--- Start INFORMATION SHOWN ---

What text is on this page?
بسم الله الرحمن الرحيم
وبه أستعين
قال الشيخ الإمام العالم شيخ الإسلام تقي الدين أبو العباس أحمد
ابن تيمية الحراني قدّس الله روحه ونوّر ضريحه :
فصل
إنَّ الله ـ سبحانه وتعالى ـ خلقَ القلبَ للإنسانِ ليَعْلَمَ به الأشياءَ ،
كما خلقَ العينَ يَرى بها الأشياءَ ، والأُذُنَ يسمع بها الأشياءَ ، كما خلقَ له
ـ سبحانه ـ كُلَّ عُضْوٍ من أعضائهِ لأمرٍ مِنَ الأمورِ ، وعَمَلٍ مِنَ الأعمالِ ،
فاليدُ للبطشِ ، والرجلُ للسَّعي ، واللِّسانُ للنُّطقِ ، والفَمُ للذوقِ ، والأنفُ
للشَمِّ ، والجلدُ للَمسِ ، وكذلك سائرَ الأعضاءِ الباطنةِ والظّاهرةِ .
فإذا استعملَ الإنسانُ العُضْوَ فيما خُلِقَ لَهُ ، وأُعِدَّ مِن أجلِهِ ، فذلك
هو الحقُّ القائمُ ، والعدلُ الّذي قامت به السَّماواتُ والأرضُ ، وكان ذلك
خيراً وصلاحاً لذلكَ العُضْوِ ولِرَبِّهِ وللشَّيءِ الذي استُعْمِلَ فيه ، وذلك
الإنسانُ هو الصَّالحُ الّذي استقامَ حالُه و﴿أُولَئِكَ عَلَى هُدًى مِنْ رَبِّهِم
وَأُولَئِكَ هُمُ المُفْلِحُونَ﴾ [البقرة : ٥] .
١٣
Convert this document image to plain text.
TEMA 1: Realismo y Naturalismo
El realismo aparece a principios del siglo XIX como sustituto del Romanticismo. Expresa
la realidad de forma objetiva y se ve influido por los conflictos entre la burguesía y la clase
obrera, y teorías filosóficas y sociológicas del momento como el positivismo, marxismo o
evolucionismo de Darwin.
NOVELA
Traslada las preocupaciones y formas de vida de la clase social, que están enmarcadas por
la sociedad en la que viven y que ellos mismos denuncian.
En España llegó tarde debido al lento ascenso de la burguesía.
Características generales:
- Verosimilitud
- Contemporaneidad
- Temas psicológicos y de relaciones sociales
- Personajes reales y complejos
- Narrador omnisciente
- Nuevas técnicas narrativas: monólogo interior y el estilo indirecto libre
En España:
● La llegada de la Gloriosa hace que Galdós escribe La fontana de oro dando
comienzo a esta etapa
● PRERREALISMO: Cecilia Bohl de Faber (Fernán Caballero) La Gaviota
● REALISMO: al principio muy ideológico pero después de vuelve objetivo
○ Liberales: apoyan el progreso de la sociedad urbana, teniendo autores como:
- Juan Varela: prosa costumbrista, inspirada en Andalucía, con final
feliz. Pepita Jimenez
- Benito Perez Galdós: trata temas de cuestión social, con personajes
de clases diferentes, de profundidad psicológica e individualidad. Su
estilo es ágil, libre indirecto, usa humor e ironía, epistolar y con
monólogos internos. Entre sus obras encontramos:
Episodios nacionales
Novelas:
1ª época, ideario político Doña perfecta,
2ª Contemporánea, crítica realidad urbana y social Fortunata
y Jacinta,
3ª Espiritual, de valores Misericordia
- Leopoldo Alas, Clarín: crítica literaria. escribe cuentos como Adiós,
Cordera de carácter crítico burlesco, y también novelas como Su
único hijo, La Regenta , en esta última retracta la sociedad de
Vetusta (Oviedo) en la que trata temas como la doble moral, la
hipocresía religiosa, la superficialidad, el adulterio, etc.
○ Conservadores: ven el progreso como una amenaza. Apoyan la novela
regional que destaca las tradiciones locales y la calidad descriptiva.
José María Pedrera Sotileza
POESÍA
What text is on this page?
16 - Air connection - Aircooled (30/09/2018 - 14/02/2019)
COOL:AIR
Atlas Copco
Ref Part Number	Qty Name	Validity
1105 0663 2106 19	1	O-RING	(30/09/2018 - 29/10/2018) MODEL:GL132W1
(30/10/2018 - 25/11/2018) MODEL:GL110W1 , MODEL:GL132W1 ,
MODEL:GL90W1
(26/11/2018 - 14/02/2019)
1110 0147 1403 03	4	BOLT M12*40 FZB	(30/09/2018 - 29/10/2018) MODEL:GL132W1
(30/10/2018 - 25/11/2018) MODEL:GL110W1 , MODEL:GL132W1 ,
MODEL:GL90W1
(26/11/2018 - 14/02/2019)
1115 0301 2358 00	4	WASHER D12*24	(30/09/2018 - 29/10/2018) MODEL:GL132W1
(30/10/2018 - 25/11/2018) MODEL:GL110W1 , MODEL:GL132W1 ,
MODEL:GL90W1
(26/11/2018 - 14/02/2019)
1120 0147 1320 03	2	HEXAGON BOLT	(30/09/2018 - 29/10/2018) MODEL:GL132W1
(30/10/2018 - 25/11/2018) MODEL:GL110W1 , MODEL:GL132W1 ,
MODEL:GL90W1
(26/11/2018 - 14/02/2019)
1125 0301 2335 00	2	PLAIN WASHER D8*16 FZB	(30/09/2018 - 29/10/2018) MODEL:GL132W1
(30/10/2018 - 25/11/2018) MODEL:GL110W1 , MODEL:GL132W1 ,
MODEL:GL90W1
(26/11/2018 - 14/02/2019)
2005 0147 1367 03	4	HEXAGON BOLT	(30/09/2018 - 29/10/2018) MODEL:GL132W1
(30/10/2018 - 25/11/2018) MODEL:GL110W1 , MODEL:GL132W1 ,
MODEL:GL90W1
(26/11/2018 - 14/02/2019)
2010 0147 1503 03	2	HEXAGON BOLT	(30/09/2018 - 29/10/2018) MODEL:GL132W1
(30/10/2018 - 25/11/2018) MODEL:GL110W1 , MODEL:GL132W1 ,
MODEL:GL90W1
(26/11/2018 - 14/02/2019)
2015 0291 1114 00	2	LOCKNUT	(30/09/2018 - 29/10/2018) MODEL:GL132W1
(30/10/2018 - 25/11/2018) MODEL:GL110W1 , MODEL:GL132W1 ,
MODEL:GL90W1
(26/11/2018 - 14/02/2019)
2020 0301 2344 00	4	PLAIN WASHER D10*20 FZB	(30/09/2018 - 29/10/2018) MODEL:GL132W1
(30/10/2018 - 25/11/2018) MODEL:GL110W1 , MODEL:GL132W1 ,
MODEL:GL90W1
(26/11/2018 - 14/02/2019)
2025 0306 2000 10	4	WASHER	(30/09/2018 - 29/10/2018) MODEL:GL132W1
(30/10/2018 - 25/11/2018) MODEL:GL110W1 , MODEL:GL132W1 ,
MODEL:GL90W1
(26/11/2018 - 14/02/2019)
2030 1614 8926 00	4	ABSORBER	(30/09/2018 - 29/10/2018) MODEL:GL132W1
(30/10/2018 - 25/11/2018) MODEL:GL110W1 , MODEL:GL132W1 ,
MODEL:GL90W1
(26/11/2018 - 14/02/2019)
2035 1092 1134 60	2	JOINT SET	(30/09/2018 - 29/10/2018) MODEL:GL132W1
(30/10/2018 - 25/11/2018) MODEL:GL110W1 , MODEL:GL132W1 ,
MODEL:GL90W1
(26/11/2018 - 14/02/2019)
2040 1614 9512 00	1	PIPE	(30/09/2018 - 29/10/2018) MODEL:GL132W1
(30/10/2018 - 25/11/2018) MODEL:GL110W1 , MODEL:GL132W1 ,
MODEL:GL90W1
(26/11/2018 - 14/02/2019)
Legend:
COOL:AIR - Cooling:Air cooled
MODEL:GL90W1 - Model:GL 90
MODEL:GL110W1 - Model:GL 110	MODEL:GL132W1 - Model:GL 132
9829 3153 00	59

--- End INFORMATION SHOWN ---

Scan the data for the word "realidad" and copy every line where it shows up.

FINAL RESULT:
la realidad de forma objetiva y se ve influido por los conflictos entre la burguesía y la clase
2ª Contemporánea, crítica realidad urbana y social Fortunata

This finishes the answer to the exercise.